-- START OF Data in this exercise --
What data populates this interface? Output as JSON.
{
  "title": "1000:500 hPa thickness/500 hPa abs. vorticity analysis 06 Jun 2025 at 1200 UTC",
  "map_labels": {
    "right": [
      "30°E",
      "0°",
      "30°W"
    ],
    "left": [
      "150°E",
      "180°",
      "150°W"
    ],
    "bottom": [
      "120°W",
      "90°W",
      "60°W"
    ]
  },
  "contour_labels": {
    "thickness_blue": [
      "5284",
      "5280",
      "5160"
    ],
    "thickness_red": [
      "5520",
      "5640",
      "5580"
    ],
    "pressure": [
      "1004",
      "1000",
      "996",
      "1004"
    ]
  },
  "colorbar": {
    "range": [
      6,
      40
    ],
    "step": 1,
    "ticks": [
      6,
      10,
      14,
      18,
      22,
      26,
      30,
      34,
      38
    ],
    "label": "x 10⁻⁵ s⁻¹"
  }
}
-- END OF Data in this exercise --
> What to produce
Quote all the records exactly, please, leaving none out.

> Solution
What data populates this interface? Output as JSON.
{
  "title": "1000:500 hPa thickness/500 hPa abs. vorticity analysis 06 Jun 2025 at 1200 UTC",
  "map_labels": {
    "right": [
      "30°E",
      "0°",
      "30°W"
    ],
    "left": [
      "150°E",
      "180°",
      "150°W"
    ],
    "bottom": [
      "120°W",
      "90°W",
      "60°W"
    ]
  },
  "contour_labels": {
    "thickness_blue": [
      "5284",
      "5280",
      "5160"
    ],
    "thickness_red": [
      "5520",
      "5640",
      "5580"
    ],
    "pressure": [
      "1004",
      "1000",
      "996",
      "1004"
    ]
  },
  "colorbar": {
    "range": [
      6,
      40
    ],
    "step": 1,
    "ticks": [
      6,
      10,
      14,
      18,
      22,
      26,
      30,
      34,
      38
    ],
    "label": "x 10⁻⁵ s⁻¹"
  }
}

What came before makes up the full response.